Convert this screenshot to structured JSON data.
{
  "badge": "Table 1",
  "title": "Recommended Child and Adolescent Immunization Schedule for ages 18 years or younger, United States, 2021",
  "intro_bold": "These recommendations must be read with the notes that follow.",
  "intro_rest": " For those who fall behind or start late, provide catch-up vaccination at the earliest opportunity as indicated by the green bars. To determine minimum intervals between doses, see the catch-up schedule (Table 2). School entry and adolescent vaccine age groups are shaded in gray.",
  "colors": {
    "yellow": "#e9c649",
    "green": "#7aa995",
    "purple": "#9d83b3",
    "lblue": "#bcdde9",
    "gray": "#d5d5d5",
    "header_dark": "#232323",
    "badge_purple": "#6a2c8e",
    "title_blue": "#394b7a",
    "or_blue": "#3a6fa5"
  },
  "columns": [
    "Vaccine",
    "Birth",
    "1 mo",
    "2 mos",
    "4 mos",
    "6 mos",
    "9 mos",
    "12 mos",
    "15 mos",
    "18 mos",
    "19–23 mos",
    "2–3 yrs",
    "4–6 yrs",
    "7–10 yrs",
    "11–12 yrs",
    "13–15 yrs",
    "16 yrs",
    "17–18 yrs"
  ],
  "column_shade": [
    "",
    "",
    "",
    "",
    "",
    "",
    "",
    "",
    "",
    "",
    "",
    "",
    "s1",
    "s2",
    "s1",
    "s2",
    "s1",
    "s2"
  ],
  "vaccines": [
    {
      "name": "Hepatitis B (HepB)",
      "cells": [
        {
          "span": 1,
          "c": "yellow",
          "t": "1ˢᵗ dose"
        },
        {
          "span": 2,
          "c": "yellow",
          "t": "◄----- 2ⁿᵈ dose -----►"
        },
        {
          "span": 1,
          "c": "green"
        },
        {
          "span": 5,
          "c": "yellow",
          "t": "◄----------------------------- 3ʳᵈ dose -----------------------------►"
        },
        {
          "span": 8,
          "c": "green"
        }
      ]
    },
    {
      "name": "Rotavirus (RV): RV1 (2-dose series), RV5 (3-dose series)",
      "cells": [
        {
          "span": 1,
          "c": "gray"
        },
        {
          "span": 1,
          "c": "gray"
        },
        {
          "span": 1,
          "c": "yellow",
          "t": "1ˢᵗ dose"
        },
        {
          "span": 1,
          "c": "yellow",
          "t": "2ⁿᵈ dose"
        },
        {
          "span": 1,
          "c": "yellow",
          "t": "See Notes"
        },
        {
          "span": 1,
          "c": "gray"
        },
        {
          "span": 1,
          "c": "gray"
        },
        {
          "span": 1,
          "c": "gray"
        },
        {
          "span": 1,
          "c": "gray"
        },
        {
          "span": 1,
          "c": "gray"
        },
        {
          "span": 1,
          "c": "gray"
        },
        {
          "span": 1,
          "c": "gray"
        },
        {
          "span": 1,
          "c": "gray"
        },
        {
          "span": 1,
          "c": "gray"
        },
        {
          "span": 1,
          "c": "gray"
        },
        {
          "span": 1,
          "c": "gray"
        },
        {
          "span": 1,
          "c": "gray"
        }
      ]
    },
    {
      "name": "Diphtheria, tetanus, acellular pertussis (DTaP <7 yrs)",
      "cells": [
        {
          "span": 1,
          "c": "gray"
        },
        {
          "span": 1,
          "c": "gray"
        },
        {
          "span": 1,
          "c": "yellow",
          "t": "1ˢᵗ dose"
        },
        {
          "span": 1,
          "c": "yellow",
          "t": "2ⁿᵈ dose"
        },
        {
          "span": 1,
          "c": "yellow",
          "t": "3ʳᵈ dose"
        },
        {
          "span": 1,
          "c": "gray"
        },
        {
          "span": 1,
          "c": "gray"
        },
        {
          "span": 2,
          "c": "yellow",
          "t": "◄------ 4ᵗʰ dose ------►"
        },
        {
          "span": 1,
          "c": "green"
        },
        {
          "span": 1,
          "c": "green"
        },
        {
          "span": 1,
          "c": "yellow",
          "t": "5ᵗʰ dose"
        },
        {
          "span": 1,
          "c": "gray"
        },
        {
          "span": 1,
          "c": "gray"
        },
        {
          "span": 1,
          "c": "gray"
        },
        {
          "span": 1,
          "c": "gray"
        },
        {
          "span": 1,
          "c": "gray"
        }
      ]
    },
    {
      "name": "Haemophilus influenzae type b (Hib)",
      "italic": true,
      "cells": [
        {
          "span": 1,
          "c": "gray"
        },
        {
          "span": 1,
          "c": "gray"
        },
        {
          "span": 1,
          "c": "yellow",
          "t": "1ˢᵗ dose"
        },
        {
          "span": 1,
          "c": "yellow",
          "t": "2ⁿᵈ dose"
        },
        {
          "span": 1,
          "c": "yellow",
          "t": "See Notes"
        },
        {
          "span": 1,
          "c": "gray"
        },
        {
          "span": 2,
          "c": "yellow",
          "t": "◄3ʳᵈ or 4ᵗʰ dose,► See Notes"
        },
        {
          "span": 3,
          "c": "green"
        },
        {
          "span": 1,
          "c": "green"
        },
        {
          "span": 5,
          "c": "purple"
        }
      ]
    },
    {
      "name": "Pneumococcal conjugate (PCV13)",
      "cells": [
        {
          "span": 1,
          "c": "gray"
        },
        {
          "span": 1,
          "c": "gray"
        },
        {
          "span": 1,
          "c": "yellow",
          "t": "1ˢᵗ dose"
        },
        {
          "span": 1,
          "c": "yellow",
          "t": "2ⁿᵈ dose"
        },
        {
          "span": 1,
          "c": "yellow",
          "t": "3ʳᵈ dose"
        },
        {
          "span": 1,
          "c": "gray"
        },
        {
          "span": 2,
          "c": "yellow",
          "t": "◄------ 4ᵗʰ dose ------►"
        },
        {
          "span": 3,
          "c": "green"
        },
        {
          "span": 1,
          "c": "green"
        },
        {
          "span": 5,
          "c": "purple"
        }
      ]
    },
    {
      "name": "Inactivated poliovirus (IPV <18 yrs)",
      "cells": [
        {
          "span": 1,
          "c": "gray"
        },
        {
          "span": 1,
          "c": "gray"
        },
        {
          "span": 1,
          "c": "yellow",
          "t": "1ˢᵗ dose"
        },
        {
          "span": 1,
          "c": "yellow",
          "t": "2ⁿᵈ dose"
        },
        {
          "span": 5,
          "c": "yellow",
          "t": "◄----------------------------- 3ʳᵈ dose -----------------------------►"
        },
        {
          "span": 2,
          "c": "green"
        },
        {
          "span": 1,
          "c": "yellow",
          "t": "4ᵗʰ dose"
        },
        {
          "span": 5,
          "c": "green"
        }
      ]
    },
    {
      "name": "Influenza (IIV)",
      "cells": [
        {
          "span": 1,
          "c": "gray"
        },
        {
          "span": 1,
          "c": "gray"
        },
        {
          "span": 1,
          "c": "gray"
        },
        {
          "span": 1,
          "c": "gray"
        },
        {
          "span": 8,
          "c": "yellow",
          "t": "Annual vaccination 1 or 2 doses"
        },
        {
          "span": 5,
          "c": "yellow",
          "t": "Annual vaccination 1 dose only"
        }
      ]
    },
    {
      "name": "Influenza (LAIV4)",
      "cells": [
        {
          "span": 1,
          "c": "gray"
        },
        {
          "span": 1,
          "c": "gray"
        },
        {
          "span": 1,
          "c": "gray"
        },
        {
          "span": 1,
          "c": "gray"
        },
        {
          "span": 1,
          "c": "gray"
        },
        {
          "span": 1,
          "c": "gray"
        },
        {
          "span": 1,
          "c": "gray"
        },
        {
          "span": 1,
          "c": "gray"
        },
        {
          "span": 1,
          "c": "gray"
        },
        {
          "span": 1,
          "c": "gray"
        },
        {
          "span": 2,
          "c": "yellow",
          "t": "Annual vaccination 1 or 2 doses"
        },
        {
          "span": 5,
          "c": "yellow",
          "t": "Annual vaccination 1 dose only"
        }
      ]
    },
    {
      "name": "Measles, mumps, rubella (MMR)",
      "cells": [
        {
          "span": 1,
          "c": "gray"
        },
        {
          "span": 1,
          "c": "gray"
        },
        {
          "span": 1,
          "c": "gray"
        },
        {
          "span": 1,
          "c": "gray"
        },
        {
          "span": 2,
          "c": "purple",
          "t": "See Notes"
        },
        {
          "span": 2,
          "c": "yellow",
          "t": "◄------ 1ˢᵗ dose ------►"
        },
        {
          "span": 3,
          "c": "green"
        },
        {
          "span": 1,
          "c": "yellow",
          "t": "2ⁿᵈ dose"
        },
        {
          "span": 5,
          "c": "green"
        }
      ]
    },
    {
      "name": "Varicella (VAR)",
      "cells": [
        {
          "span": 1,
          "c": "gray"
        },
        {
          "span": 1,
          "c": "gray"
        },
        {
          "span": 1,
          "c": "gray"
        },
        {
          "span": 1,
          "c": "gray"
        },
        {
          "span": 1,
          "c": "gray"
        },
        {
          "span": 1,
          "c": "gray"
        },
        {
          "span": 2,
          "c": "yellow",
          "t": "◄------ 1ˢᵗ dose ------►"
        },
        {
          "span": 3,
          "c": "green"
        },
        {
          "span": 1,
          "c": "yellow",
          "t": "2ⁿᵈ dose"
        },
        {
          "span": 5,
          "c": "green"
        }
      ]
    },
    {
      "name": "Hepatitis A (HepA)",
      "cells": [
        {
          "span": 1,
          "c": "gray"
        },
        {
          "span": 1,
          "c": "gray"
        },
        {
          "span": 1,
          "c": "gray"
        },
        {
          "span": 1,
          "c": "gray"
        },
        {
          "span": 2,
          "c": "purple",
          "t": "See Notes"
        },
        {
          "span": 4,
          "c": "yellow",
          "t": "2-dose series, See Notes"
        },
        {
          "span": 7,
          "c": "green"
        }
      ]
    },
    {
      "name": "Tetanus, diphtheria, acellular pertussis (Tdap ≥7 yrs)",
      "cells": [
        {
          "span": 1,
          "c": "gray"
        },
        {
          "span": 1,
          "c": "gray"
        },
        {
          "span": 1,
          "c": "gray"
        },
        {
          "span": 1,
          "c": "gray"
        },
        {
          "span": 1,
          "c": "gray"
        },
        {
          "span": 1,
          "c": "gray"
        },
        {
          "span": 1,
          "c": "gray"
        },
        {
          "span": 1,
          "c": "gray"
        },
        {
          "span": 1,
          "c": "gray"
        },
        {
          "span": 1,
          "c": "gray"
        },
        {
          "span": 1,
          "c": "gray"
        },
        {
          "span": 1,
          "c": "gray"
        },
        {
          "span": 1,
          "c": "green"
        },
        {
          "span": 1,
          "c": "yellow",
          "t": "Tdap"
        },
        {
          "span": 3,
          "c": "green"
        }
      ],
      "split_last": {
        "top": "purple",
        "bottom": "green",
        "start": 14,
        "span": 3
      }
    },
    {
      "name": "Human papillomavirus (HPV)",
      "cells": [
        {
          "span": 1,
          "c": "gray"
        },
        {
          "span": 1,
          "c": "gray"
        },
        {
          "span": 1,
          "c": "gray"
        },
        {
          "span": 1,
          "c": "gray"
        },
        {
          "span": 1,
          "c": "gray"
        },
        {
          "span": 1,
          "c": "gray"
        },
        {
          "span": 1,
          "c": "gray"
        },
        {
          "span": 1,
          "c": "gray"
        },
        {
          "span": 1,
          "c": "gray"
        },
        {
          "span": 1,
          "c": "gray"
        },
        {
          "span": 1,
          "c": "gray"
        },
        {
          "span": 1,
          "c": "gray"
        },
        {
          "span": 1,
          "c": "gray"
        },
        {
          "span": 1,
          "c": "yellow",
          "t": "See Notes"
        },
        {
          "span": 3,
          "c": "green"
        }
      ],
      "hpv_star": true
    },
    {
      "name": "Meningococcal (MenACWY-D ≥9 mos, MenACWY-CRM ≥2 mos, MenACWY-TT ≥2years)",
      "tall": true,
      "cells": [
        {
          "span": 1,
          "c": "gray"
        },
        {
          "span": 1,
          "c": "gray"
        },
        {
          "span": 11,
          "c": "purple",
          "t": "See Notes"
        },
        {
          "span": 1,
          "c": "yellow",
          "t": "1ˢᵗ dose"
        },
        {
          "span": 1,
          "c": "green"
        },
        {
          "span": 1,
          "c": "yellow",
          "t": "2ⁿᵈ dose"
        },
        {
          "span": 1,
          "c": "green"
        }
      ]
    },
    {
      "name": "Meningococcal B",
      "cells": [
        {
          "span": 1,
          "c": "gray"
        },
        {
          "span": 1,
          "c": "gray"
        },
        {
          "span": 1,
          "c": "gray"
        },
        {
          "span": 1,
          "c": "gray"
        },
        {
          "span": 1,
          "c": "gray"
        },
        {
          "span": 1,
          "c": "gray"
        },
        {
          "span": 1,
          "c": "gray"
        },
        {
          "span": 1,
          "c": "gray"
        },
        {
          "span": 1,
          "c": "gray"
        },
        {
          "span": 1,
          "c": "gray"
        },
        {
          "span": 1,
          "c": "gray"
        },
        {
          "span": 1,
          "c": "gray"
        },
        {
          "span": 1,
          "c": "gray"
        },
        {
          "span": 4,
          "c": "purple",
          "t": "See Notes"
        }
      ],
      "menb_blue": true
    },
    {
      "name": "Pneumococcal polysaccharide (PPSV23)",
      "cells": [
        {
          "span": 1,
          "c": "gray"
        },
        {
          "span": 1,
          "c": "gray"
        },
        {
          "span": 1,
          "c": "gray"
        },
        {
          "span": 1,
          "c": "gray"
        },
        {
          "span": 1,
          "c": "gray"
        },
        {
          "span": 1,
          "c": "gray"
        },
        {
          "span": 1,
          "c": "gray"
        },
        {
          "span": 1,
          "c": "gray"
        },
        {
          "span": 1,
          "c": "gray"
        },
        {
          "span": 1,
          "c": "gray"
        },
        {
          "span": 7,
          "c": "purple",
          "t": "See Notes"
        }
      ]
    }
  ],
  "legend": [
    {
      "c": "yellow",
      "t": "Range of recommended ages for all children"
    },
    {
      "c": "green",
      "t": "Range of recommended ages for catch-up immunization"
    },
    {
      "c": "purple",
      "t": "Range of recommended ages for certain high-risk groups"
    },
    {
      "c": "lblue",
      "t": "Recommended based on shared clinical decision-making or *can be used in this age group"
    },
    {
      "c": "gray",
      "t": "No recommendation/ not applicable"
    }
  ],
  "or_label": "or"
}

● Your objective: Within the entries above, some lines may contain "acellular". Report how many, and nothing else.

● Exercise response: 2